= Supplied material =
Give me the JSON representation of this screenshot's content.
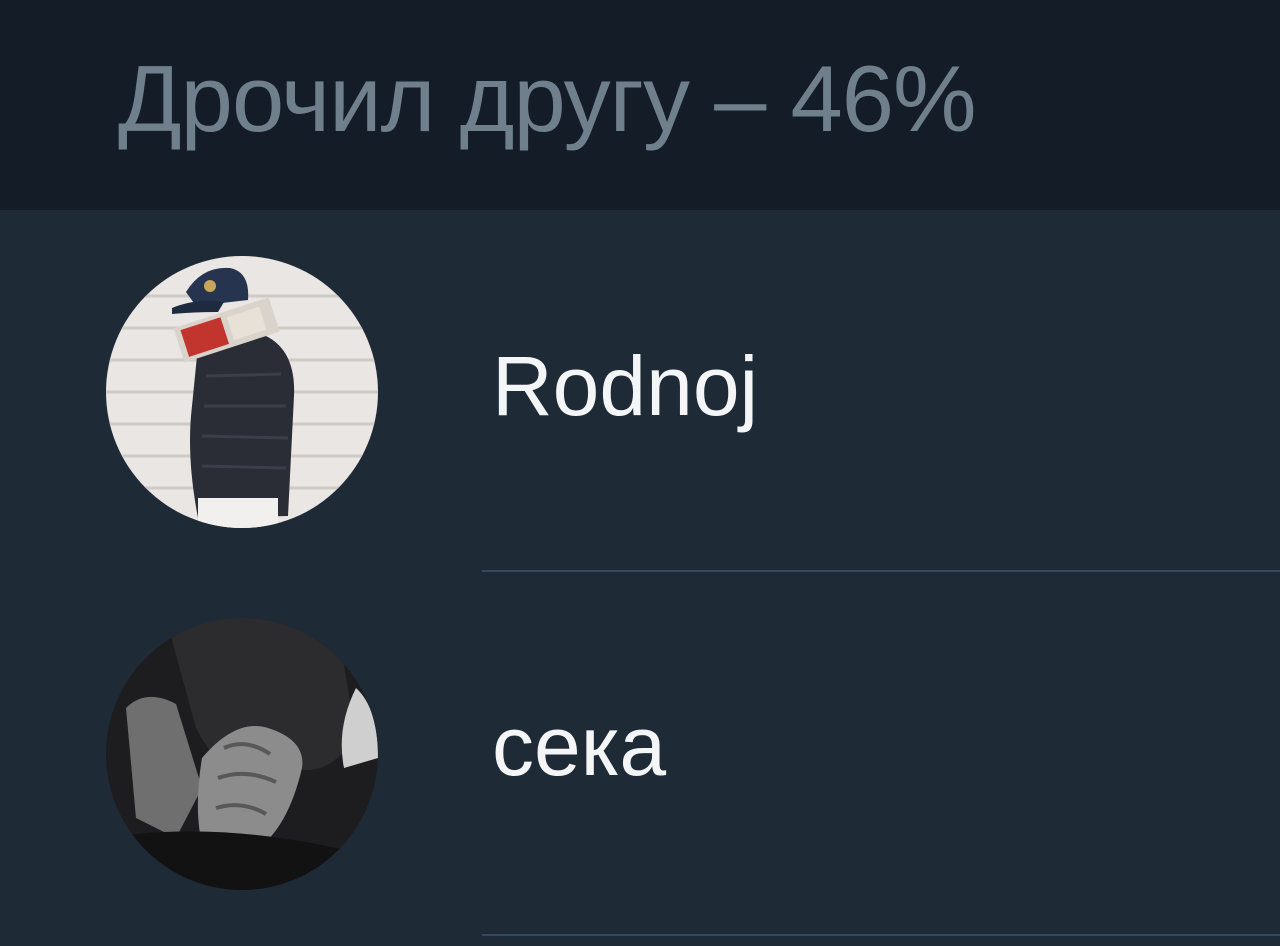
{
  "poll": {
    "option_label": "Дрочил другу – 46%"
  },
  "voters": [
    {
      "name": "Rodnoj",
      "avatar_icon": "avatar-photo-cap-jacket"
    },
    {
      "name": "сека",
      "avatar_icon": "avatar-photo-covering-face"
    }
  ],
  "colors": {
    "header_bg": "#141d27",
    "list_bg": "#1f2a37",
    "title_text": "#707f8c",
    "name_text": "#f3f5f7",
    "divider": "#334a61"
  }
}
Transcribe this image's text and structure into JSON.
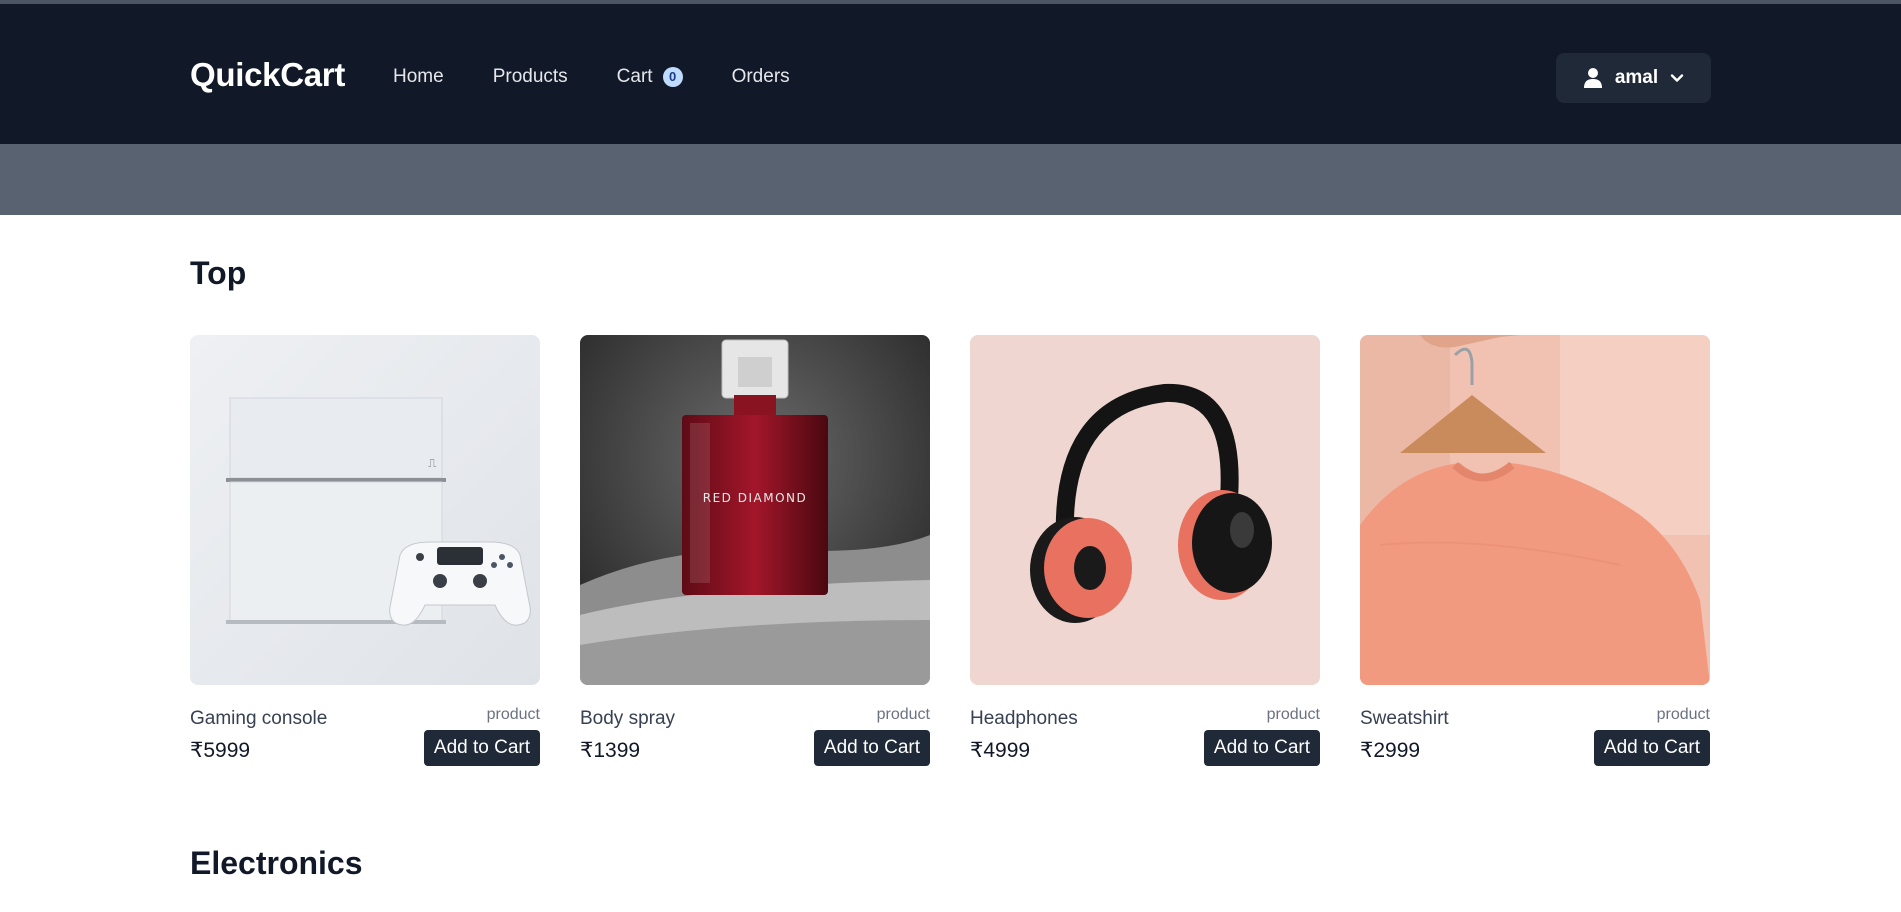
{
  "brand": {
    "name": "QuickCart"
  },
  "nav": [
    {
      "label": "Home"
    },
    {
      "label": "Products"
    },
    {
      "label": "Cart",
      "badge": "0"
    },
    {
      "label": "Orders"
    }
  ],
  "user": {
    "name": "amal",
    "icon": "user-icon",
    "dropdown_icon": "chevron-down-icon"
  },
  "sections": [
    {
      "title": "Top",
      "products": [
        {
          "name": "Gaming console",
          "category": "product",
          "price": "₹5999",
          "button": "Add to Cart",
          "image": "game-console-image"
        },
        {
          "name": "Body spray",
          "category": "product",
          "price": "₹1399",
          "button": "Add to Cart",
          "image": "perfume-bottle-image"
        },
        {
          "name": "Headphones",
          "category": "product",
          "price": "₹4999",
          "button": "Add to Cart",
          "image": "headphones-image"
        },
        {
          "name": "Sweatshirt",
          "category": "product",
          "price": "₹2999",
          "button": "Add to Cart",
          "image": "sweatshirt-image"
        }
      ]
    },
    {
      "title": "Electronics",
      "products": []
    }
  ],
  "images": {
    "perfume_label": "RED DIAMOND"
  },
  "colors": {
    "header": "#111827",
    "hero": "#586271",
    "button": "#1f2937",
    "badge": "#bfdbfe"
  }
}
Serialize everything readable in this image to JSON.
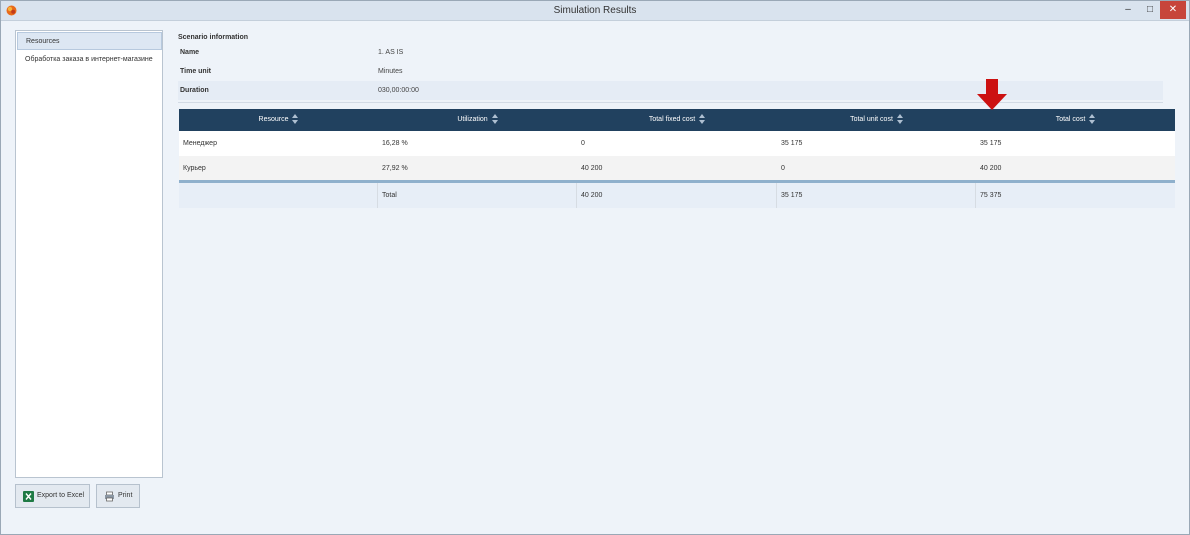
{
  "window": {
    "title": "Simulation Results",
    "minimize": "–",
    "maximize": "□",
    "close": "✕"
  },
  "sidebar": {
    "items": [
      {
        "label": "Resources",
        "active": true
      },
      {
        "label": "Обработка заказа в интернет-магазине",
        "active": false
      }
    ]
  },
  "buttons": {
    "export": "Export to Excel",
    "print": "Print"
  },
  "scenario": {
    "heading": "Scenario information",
    "rows": [
      {
        "label": "Name",
        "value": "1. AS IS"
      },
      {
        "label": "Time unit",
        "value": "Minutes"
      },
      {
        "label": "Duration",
        "value": "030,00:00:00"
      }
    ]
  },
  "table": {
    "columns": [
      "Resource",
      "Utilization",
      "Total fixed cost",
      "Total unit cost",
      "Total cost"
    ],
    "rows": [
      [
        "Менеджер",
        "16,28 %",
        "0",
        "35 175",
        "35 175"
      ],
      [
        "Курьер",
        "27,92 %",
        "40 200",
        "0",
        "40 200"
      ]
    ],
    "total": [
      "",
      "Total",
      "40 200",
      "35 175",
      "75 375"
    ]
  },
  "colors": {
    "header": "#21415f",
    "arrow": "#cc1111",
    "accent_bar": "#8fb0cc"
  }
}
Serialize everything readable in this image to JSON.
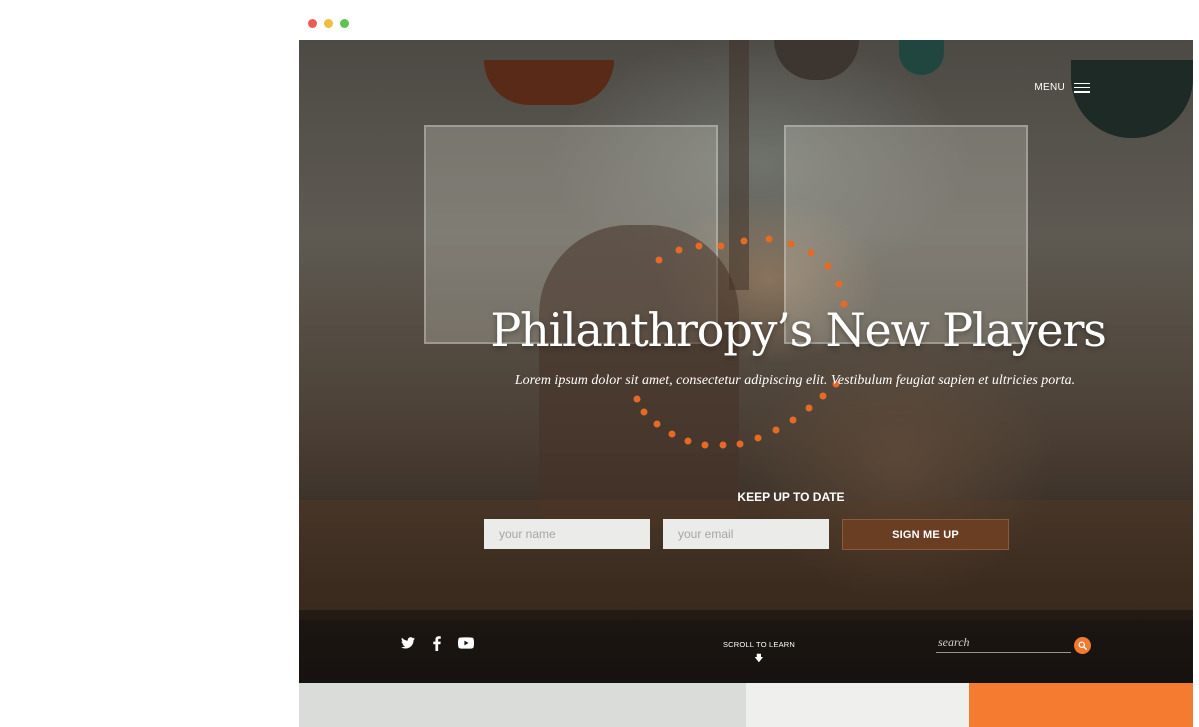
{
  "colors": {
    "accent": "#f47b30",
    "button": "#6a3e22",
    "field": "#ebebea"
  },
  "header": {
    "menu_label": "MENU",
    "menu_icon": "hamburger-icon"
  },
  "hero": {
    "title": "Philanthropy’s New Players",
    "subtitle": "Lorem ipsum dolor sit amet, consectetur adipiscing elit. Vestibulum feugiat sapien et ultricies porta."
  },
  "signup": {
    "heading": "KEEP UP TO DATE",
    "name_placeholder": "your name",
    "email_placeholder": "your email",
    "button_label": "SIGN ME UP"
  },
  "footer": {
    "social_icons": [
      "twitter-icon",
      "facebook-icon",
      "youtube-icon"
    ],
    "scroll_label": "SCROLL TO LEARN",
    "search_placeholder": "search",
    "search_icon": "search-icon"
  }
}
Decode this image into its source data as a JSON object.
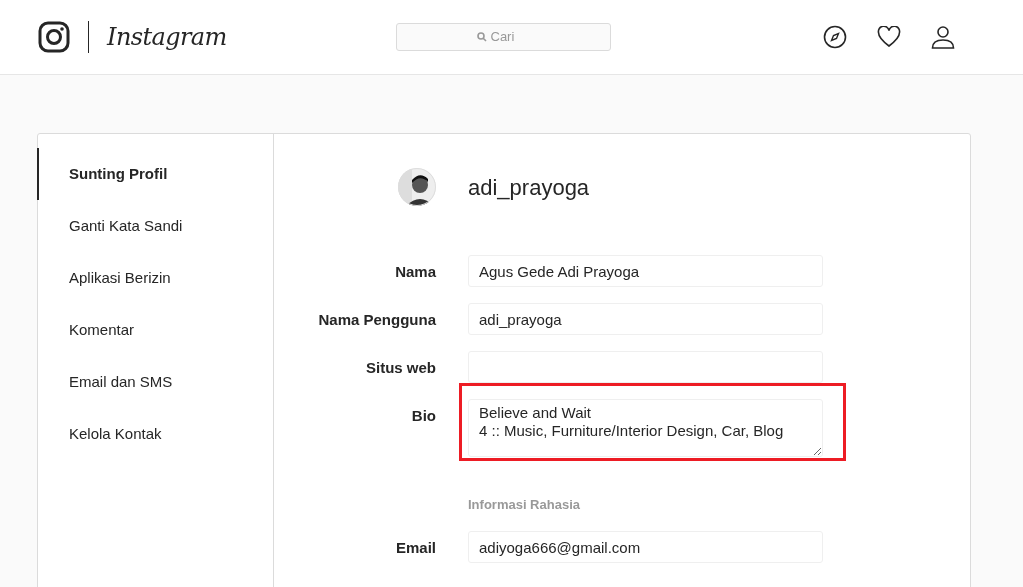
{
  "header": {
    "logo_text": "Instagram",
    "search": {
      "placeholder": "Cari"
    }
  },
  "sidebar": {
    "items": [
      {
        "label": "Sunting Profil",
        "selected": true
      },
      {
        "label": "Ganti Kata Sandi",
        "selected": false
      },
      {
        "label": "Aplikasi Berizin",
        "selected": false
      },
      {
        "label": "Komentar",
        "selected": false
      },
      {
        "label": "Email dan SMS",
        "selected": false
      },
      {
        "label": "Kelola Kontak",
        "selected": false
      }
    ]
  },
  "profile": {
    "username": "adi_prayoga"
  },
  "form": [
    {
      "kind": "input",
      "label": "Nama",
      "value": "Agus Gede Adi Prayoga",
      "highlighted": false
    },
    {
      "kind": "input",
      "label": "Nama Pengguna",
      "value": "adi_prayoga",
      "highlighted": false
    },
    {
      "kind": "input",
      "label": "Situs web",
      "highlighted": false
    },
    {
      "kind": "textarea",
      "label": "Bio",
      "value": "Believe and Wait\n4 :: Music, Furniture/Interior Design, Car, Blog",
      "highlighted": true
    },
    {
      "kind": "heading",
      "label": "Informasi Rahasia"
    },
    {
      "kind": "input",
      "label": "Email",
      "value": "adiyoga666@gmail.com",
      "highlighted": false
    }
  ]
}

= Directive =
Which lines hold the string "price"? List them all.

= Answer to this problem =
          "price": "₹5999",
          "price": "₹1399",
          "price": "₹4999",
          "price": "₹2999",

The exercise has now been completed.